### [Problem to solve]
Quote every line of the material beneath this one.
*** Exercise input ***
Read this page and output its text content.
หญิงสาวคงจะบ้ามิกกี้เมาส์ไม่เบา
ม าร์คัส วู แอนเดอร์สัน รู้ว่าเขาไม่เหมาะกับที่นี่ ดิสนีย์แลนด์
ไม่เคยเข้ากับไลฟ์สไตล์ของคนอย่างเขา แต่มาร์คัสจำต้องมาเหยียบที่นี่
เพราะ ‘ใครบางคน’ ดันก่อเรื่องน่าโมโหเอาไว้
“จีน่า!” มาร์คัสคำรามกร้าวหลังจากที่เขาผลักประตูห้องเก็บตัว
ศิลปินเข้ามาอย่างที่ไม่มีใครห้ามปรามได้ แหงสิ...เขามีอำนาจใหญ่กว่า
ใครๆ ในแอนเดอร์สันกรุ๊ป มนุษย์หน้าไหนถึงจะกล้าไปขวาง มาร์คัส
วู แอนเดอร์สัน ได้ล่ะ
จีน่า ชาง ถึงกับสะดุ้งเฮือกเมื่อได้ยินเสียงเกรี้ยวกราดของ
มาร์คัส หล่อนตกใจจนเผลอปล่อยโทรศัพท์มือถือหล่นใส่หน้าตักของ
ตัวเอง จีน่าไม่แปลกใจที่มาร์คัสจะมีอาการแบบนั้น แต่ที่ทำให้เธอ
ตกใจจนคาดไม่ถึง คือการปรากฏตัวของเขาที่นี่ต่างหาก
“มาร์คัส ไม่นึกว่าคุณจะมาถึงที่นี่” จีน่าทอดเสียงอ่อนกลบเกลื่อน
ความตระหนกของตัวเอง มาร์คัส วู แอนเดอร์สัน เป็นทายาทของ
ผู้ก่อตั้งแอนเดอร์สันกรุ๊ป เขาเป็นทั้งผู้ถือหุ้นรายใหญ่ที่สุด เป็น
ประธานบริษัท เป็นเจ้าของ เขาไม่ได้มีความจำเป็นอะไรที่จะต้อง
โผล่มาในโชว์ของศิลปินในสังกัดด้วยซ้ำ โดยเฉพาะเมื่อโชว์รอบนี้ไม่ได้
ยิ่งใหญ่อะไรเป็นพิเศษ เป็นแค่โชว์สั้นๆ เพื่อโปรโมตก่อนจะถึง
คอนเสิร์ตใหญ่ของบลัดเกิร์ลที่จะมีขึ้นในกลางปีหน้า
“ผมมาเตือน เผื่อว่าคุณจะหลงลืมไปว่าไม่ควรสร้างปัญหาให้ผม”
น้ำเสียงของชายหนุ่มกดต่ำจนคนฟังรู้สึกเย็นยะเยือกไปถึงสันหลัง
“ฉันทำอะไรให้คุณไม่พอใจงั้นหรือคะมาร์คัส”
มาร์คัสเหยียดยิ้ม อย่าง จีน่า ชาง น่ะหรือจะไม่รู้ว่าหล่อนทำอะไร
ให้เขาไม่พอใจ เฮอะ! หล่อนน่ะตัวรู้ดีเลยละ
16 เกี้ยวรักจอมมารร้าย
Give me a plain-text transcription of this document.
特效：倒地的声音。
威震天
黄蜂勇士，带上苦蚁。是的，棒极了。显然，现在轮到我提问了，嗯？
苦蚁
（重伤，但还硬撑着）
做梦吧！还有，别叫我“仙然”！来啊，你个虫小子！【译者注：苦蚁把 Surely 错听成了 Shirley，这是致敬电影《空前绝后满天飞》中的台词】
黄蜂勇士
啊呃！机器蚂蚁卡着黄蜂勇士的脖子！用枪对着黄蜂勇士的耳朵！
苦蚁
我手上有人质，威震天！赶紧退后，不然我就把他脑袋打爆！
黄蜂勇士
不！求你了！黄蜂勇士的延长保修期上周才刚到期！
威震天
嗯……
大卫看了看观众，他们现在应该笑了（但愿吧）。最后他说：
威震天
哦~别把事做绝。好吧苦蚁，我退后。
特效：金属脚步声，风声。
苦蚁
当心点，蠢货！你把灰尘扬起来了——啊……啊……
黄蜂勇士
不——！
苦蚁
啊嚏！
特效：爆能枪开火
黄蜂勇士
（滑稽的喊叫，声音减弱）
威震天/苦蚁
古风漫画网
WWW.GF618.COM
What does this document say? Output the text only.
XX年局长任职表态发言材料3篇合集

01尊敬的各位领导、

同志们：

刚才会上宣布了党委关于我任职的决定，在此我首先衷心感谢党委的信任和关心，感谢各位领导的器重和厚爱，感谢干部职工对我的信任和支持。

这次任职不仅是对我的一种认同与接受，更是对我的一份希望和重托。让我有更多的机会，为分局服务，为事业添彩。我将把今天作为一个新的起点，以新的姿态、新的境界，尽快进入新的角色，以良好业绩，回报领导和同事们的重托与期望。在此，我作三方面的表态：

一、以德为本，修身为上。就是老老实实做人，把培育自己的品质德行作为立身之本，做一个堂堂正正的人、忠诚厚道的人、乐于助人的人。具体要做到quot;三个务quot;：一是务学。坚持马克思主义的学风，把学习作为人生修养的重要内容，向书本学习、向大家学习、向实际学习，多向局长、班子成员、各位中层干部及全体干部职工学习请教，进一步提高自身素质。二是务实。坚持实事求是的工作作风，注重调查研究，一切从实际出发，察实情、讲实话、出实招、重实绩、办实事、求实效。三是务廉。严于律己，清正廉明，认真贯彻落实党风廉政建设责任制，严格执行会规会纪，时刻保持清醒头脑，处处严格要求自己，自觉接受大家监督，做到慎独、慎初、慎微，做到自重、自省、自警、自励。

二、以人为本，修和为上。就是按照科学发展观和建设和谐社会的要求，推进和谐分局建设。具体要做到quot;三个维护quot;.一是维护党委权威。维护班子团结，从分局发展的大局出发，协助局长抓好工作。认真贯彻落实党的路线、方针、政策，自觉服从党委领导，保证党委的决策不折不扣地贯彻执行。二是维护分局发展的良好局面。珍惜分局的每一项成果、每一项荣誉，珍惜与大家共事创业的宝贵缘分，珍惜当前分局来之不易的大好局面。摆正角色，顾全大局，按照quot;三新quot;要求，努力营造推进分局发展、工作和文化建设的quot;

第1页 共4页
***
### [Exercise solution]
Read this page and output its text content.
หญิงสาวคงจะบ้ามิกกี้เมาส์ไม่เบา
ม าร์คัส วู แอนเดอร์สัน รู้ว่าเขาไม่เหมาะกับที่นี่ ดิสนีย์แลนด์
ไม่เคยเข้ากับไลฟ์สไตล์ของคนอย่างเขา แต่มาร์คัสจำต้องมาเหยียบที่นี่
เพราะ ‘ใครบางคน’ ดันก่อเรื่องน่าโมโหเอาไว้
“จีน่า!” มาร์คัสคำรามกร้าวหลังจากที่เขาผลักประตูห้องเก็บตัว
ศิลปินเข้ามาอย่างที่ไม่มีใครห้ามปรามได้ แหงสิ...เขามีอำนาจใหญ่กว่า
ใครๆ ในแอนเดอร์สันกรุ๊ป มนุษย์หน้าไหนถึงจะกล้าไปขวาง มาร์คัส
วู แอนเดอร์สัน ได้ล่ะ
จีน่า ชาง ถึงกับสะดุ้งเฮือกเมื่อได้ยินเสียงเกรี้ยวกราดของ
มาร์คัส หล่อนตกใจจนเผลอปล่อยโทรศัพท์มือถือหล่นใส่หน้าตักของ
ตัวเอง จีน่าไม่แปลกใจที่มาร์คัสจะมีอาการแบบนั้น แต่ที่ทำให้เธอ
ตกใจจนคาดไม่ถึง คือการปรากฏตัวของเขาที่นี่ต่างหาก
“มาร์คัส ไม่นึกว่าคุณจะมาถึงที่นี่” จีน่าทอดเสียงอ่อนกลบเกลื่อน
ความตระหนกของตัวเอง มาร์คัส วู แอนเดอร์สัน เป็นทายาทของ
ผู้ก่อตั้งแอนเดอร์สันกรุ๊ป เขาเป็นทั้งผู้ถือหุ้นรายใหญ่ที่สุด เป็น
ประธานบริษัท เป็นเจ้าของ เขาไม่ได้มีความจำเป็นอะไรที่จะต้อง
โผล่มาในโชว์ของศิลปินในสังกัดด้วยซ้ำ โดยเฉพาะเมื่อโชว์รอบนี้ไม่ได้
ยิ่งใหญ่อะไรเป็นพิเศษ เป็นแค่โชว์สั้นๆ เพื่อโปรโมตก่อนจะถึง
คอนเสิร์ตใหญ่ของบลัดเกิร์ลที่จะมีขึ้นในกลางปีหน้า
“ผมมาเตือน เผื่อว่าคุณจะหลงลืมไปว่าไม่ควรสร้างปัญหาให้ผม”
น้ำเสียงของชายหนุ่มกดต่ำจนคนฟังรู้สึกเย็นยะเยือกไปถึงสันหลัง
“ฉันทำอะไรให้คุณไม่พอใจงั้นหรือคะมาร์คัส”
มาร์คัสเหยียดยิ้ม อย่าง จีน่า ชาง น่ะหรือจะไม่รู้ว่าหล่อนทำอะไร
ให้เขาไม่พอใจ เฮอะ! หล่อนน่ะตัวรู้ดีเลยละ
16 เกี้ยวรักจอมมารร้าย
Give me a plain-text transcription of this document.
特效：倒地的声音。
威震天
黄蜂勇士，带上苦蚁。是的，棒极了。显然，现在轮到我提问了，嗯？
苦蚁
（重伤，但还硬撑着）
做梦吧！还有，别叫我“仙然”！来啊，你个虫小子！【译者注：苦蚁把 Surely 错听成了 Shirley，这是致敬电影《空前绝后满天飞》中的台词】
黄蜂勇士
啊呃！机器蚂蚁卡着黄蜂勇士的脖子！用枪对着黄蜂勇士的耳朵！
苦蚁
我手上有人质，威震天！赶紧退后，不然我就把他脑袋打爆！
黄蜂勇士
不！求你了！黄蜂勇士的延长保修期上周才刚到期！
威震天
嗯……
大卫看了看观众，他们现在应该笑了（但愿吧）。最后他说：
威震天
哦~别把事做绝。好吧苦蚁，我退后。
特效：金属脚步声，风声。
苦蚁
当心点，蠢货！你把灰尘扬起来了——啊……啊……
黄蜂勇士
不——！
苦蚁
啊嚏！
特效：爆能枪开火
黄蜂勇士
（滑稽的喊叫，声音减弱）
威震天/苦蚁
古风漫画网
WWW.GF618.COM
What does this document say? Output the text only.
XX年局长任职表态发言材料3篇合集

01尊敬的各位领导、

同志们：

刚才会上宣布了党委关于我任职的决定，在此我首先衷心感谢党委的信任和关心，感谢各位领导的器重和厚爱，感谢干部职工对我的信任和支持。

这次任职不仅是对我的一种认同与接受，更是对我的一份希望和重托。让我有更多的机会，为分局服务，为事业添彩。我将把今天作为一个新的起点，以新的姿态、新的境界，尽快进入新的角色，以良好业绩，回报领导和同事们的重托与期望。在此，我作三方面的表态：

一、以德为本，修身为上。就是老老实实做人，把培育自己的品质德行作为立身之本，做一个堂堂正正的人、忠诚厚道的人、乐于助人的人。具体要做到quot;三个务quot;：一是务学。坚持马克思主义的学风，把学习作为人生修养的重要内容，向书本学习、向大家学习、向实际学习，多向局长、班子成员、各位中层干部及全体干部职工学习请教，进一步提高自身素质。二是务实。坚持实事求是的工作作风，注重调查研究，一切从实际出发，察实情、讲实话、出实招、重实绩、办实事、求实效。三是务廉。严于律己，清正廉明，认真贯彻落实党风廉政建设责任制，严格执行会规会纪，时刻保持清醒头脑，处处严格要求自己，自觉接受大家监督，做到慎独、慎初、慎微，做到自重、自省、自警、自励。

二、以人为本，修和为上。就是按照科学发展观和建设和谐社会的要求，推进和谐分局建设。具体要做到quot;三个维护quot;.一是维护党委权威。维护班子团结，从分局发展的大局出发，协助局长抓好工作。认真贯彻落实党的路线、方针、政策，自觉服从党委领导，保证党委的决策不折不扣地贯彻执行。二是维护分局发展的良好局面。珍惜分局的每一项成果、每一项荣誉，珍惜与大家共事创业的宝贵缘分，珍惜当前分局来之不易的大好局面。摆正角色，顾全大局，按照quot;三新quot;要求，努力营造推进分局发展、工作和文化建设的quot;

第1页 共4页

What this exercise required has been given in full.